*** INFORMATION GIVEN

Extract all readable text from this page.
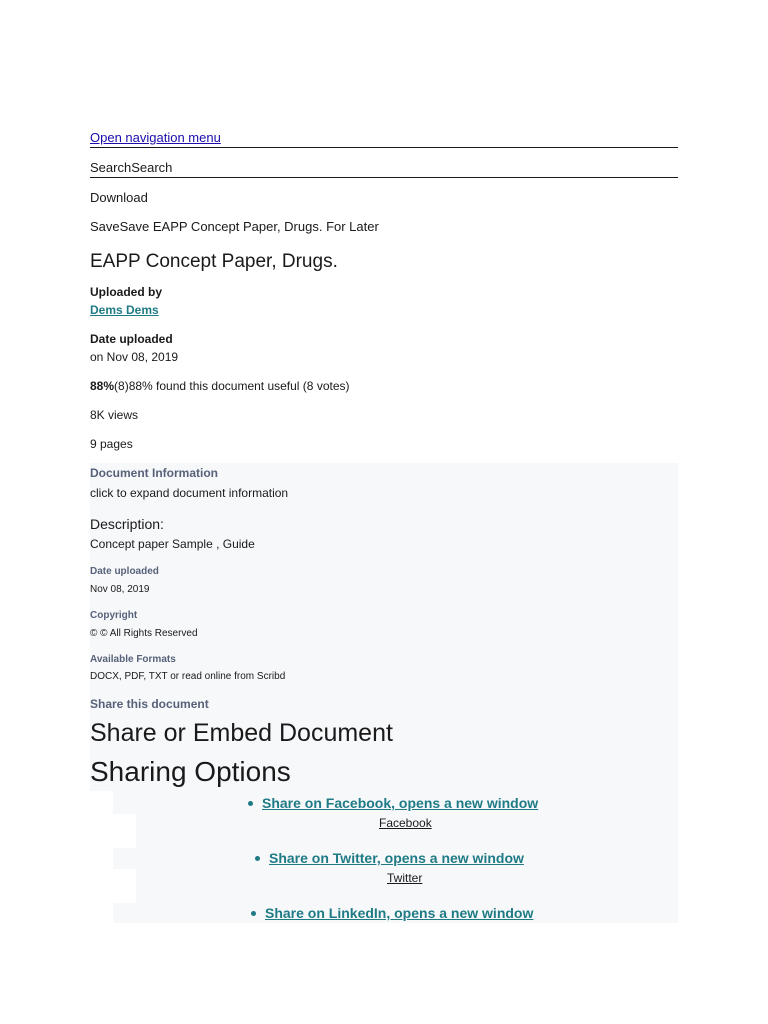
Open navigation menu
SearchSearch
Download
SaveSave EAPP Concept Paper, Drugs. For Later
EAPP Concept Paper, Drugs.
Uploaded by
Dems Dems
Date uploaded
on Nov 08, 2019
88%(8)88% found this document useful (8 votes)
8K views
9 pages
Document Information
click to expand document information
Description:
Concept paper Sample , Guide
Date uploaded
Nov 08, 2019
Copyright
© © All Rights Reserved
Available Formats
DOCX, PDF, TXT or read online from Scribd
Share this document
Share or Embed Document
Sharing Options
Share on Facebook, opens a new window
Facebook
Share on Twitter, opens a new window
Twitter
Share on LinkedIn, opens a new window
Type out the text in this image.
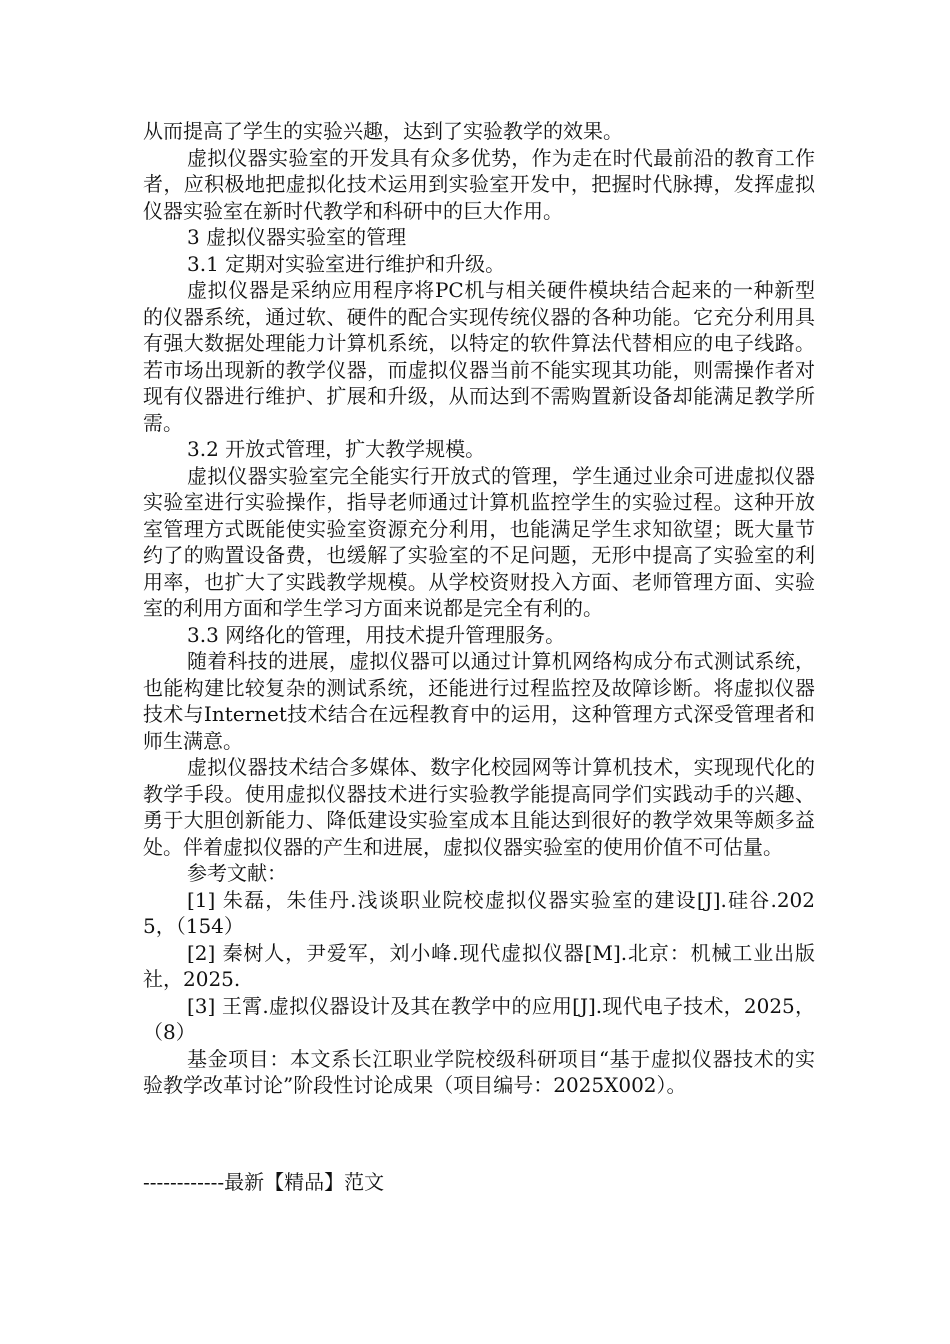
从而提高了学生的实验兴趣，达到了实验教学的效果。

虚拟仪器实验室的开发具有众多优势，作为走在时代最前沿的教育工作者，应积极地把虚拟化技术运用到实验室开发中，把握时代脉搏，发挥虚拟仪器实验室在新时代教学和科研中的巨大作用。

3 虚拟仪器实验室的管理

3.1 定期对实验室进行维护和升级。

虚拟仪器是采纳应用程序将PC机与相关硬件模块结合起来的一种新型的仪器系统，通过软、硬件的配合实现传统仪器的各种功能。它充分利用具有强大数据处理能力计算机系统，以特定的软件算法代替相应的电子线路。若市场出现新的教学仪器，而虚拟仪器当前不能实现其功能，则需操作者对现有仪器进行维护、扩展和升级，从而达到不需购置新设备却能满足教学所需。

3.2 开放式管理，扩大教学规模。

虚拟仪器实验室完全能实行开放式的管理，学生通过业余可进虚拟仪器实验室进行实验操作，指导老师通过计算机监控学生的实验过程。这种开放室管理方式既能使实验室资源充分利用，也能满足学生求知欲望；既大量节约了的购置设备费，也缓解了实验室的不足问题，无形中提高了实验室的利用率，也扩大了实践教学规模。从学校资财投入方面、老师管理方面、实验室的利用方面和学生学习方面来说都是完全有利的。

3.3 网络化的管理，用技术提升管理服务。

随着科技的进展，虚拟仪器可以通过计算机网络构成分布式测试系统，也能构建比较复杂的测试系统，还能进行过程监控及故障诊断。将虚拟仪器技术与Internet技术结合在远程教育中的运用，这种管理方式深受管理者和师生满意。

虚拟仪器技术结合多媒体、数字化校园网等计算机技术，实现现代化的教学手段。使用虚拟仪器技术进行实验教学能提高同学们实践动手的兴趣、勇于大胆创新能力、降低建设实验室成本且能达到很好的教学效果等颇多益处。伴着虚拟仪器的产生和进展，虚拟仪器实验室的使用价值不可估量。

参考文献：

[1] 朱磊，朱佳丹.浅谈职业院校虚拟仪器实验室的建设[J].硅谷.2025，（154）

[2] 秦树人，尹爱军，刘小峰.现代虚拟仪器[M].北京：机械工业出版社，2025.

[3] 王霄.虚拟仪器设计及其在教学中的应用[J].现代电子技术，2025，（8）

基金项目：本文系长江职业学院校级科研项目“基于虚拟仪器技术的实验教学改革讨论”阶段性讨论成果（项目编号：2025X002）。

------------最新【精品】范文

******

**REQUIRED TASK:** In the records above, find each line that holds the word "EAPP"; copy all such lines.

**FINISHED TASK:**
SaveSave EAPP Concept Paper, Drugs. For Later
EAPP Concept Paper, Drugs.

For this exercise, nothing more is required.